Collected data entries:
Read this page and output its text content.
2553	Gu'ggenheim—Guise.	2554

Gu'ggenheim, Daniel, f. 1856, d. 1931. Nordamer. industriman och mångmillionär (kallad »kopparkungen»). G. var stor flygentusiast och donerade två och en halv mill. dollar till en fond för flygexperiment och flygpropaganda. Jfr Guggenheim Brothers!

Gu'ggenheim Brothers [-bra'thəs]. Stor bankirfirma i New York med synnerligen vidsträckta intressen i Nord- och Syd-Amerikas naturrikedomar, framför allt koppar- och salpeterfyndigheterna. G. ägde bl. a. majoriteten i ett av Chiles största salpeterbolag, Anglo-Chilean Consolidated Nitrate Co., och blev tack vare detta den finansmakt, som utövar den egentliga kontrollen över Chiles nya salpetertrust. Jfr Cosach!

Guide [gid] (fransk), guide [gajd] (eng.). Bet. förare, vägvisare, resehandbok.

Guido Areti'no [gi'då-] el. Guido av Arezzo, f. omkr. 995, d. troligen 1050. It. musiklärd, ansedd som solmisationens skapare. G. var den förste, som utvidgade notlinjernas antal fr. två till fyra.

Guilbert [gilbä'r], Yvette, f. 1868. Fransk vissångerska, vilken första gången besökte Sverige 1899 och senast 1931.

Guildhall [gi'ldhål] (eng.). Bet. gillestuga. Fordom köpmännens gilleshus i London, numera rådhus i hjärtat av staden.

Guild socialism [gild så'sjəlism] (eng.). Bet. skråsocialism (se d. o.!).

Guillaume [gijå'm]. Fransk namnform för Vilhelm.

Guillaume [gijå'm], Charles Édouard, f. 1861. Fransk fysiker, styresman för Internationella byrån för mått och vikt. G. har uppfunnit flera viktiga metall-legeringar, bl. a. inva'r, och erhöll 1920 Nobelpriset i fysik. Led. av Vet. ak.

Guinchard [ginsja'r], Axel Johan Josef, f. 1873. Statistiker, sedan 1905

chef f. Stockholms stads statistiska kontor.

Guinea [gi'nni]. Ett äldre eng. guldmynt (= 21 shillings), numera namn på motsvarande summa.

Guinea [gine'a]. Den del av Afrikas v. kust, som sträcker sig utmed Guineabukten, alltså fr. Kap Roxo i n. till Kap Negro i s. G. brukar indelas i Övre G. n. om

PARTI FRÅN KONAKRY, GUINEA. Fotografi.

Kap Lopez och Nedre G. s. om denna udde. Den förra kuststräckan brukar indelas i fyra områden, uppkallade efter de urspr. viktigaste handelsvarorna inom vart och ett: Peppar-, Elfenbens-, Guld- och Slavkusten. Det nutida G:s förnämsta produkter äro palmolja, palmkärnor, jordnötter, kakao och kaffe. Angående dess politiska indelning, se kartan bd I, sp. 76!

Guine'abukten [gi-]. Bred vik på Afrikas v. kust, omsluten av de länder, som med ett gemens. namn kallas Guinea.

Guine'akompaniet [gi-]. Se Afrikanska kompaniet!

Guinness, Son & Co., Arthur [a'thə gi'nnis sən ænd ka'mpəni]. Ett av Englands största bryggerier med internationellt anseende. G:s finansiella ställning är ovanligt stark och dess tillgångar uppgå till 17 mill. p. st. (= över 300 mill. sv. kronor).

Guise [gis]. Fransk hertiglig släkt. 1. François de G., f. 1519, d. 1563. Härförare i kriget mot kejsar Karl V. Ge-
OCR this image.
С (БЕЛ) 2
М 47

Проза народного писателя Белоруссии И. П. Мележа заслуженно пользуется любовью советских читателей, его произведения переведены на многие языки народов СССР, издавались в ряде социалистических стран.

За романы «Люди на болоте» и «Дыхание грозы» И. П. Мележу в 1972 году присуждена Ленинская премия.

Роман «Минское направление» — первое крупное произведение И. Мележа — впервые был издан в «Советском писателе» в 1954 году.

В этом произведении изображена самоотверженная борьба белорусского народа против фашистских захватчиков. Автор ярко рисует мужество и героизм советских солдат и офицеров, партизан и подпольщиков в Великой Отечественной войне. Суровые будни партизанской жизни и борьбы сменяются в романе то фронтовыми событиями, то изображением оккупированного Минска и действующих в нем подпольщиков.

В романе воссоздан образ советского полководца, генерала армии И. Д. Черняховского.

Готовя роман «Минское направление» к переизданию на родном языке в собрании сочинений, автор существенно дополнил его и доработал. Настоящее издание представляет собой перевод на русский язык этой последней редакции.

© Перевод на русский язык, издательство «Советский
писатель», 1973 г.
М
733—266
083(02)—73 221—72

Work required: Go through the records and gather the lines that hold "Guillaume".

Answer in full:
Guillaume [gijå'm]. Fransk namnform för Vilhelm.
Guillaume [gijå'm], Charles Édouard, f. 1861. Fransk fysiker, styresman för Internationella byrån för mått och vikt. G. har uppfunnit flera viktiga metall-legeringar, bl. a. inva'r, och erhöll 1920 Nobelpriset i fysik. Led. av Vet. ak.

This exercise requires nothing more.